▶ **MATERIAL PROVIDED**:
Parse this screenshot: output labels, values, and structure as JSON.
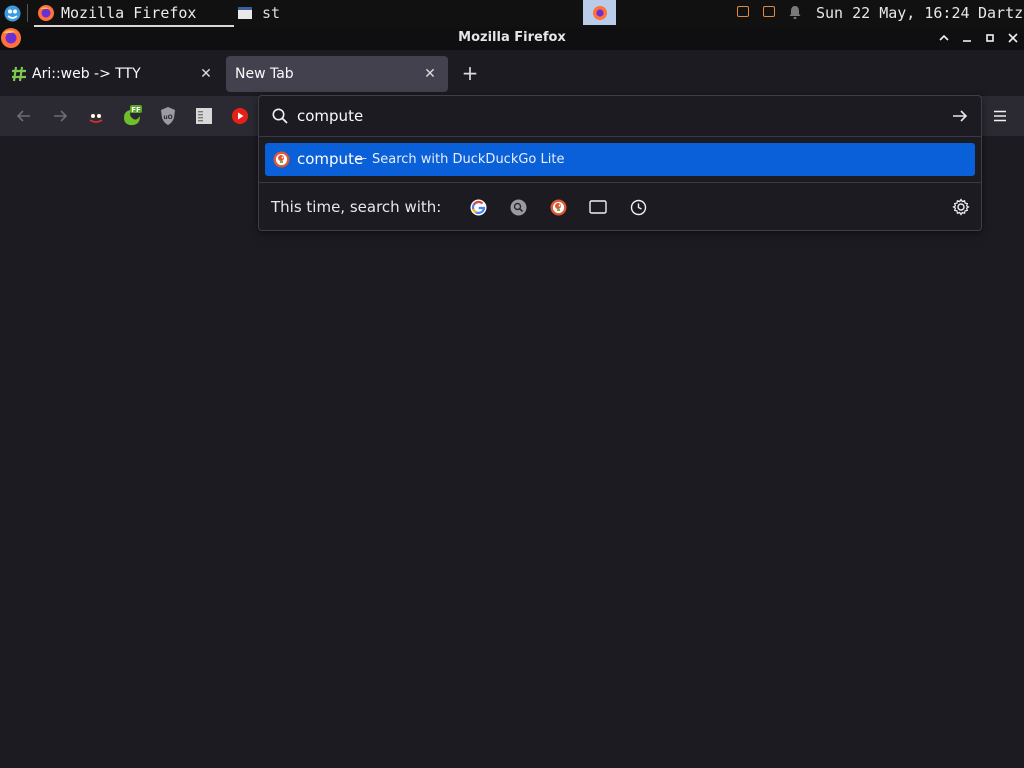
{
  "system_bar": {
    "taskbar": [
      {
        "label": "Mozilla Firefox",
        "icon": "firefox-icon",
        "active": true
      },
      {
        "label": "st",
        "icon": "terminal-window-icon",
        "active": false
      }
    ],
    "clock": "Sun 22 May, 16:24",
    "user": "Dartz",
    "tray_icons": [
      "chat-icon",
      "message-icon",
      "bell-icon"
    ]
  },
  "window": {
    "title": "Mozilla Firefox",
    "controls": [
      "maximize-up-icon",
      "minimize-icon",
      "restore-icon",
      "close-icon"
    ]
  },
  "tabs": [
    {
      "label": "Ari::web -> TTY",
      "icon": "hash-icon",
      "selected": false
    },
    {
      "label": "New Tab",
      "selected": true
    }
  ],
  "newtab_symbol": "+",
  "toolbar": {
    "extensions": [
      "privacy-badger-icon",
      "foxyproxy-icon",
      "ublock-origin-icon",
      "reader-icon",
      "youtube-icon"
    ],
    "menu_icon": "hamburger-menu-icon"
  },
  "urlbar": {
    "value": "compute",
    "result": {
      "query": "compute",
      "separator": "—",
      "action": "Search with DuckDuckGo Lite",
      "engine_icon": "duckduckgo-icon"
    },
    "oneoff_label": "This time, search with:",
    "oneoff_engines": [
      "google-icon",
      "search-engine-icon",
      "duckduckgo-icon",
      "tabs-icon",
      "history-icon"
    ],
    "settings_icon": "gear-icon"
  },
  "colors": {
    "accent": "#0a60d8",
    "background": "#1c1b22",
    "toolbar": "#2b2a33"
  }
}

▶ **REQUIRED TASK**: Pictures stay out; repeat all the rest of the records exactly.

▶ **EXERCISE SOLUTION**:
Parse this screenshot: output labels, values, and structure as JSON.
{
  "system_bar": {
    "taskbar": [
      {
        "label": "Mozilla Firefox",
        "icon": "firefox-icon",
        "active": true
      },
      {
        "label": "st",
        "icon": "terminal-window-icon",
        "active": false
      }
    ],
    "clock": "Sun 22 May, 16:24",
    "user": "Dartz",
    "tray_icons": [
      "chat-icon",
      "message-icon",
      "bell-icon"
    ]
  },
  "window": {
    "title": "Mozilla Firefox",
    "controls": [
      "maximize-up-icon",
      "minimize-icon",
      "restore-icon",
      "close-icon"
    ]
  },
  "tabs": [
    {
      "label": "Ari::web -> TTY",
      "icon": "hash-icon",
      "selected": false
    },
    {
      "label": "New Tab",
      "selected": true
    }
  ],
  "newtab_symbol": "+",
  "toolbar": {
    "extensions": [
      "privacy-badger-icon",
      "foxyproxy-icon",
      "ublock-origin-icon",
      "reader-icon",
      "youtube-icon"
    ],
    "menu_icon": "hamburger-menu-icon"
  },
  "urlbar": {
    "value": "compute",
    "result": {
      "query": "compute",
      "separator": "—",
      "action": "Search with DuckDuckGo Lite",
      "engine_icon": "duckduckgo-icon"
    },
    "oneoff_label": "This time, search with:",
    "oneoff_engines": [
      "google-icon",
      "search-engine-icon",
      "duckduckgo-icon",
      "tabs-icon",
      "history-icon"
    ],
    "settings_icon": "gear-icon"
  },
  "colors": {
    "accent": "#0a60d8",
    "background": "#1c1b22",
    "toolbar": "#2b2a33"
  }
}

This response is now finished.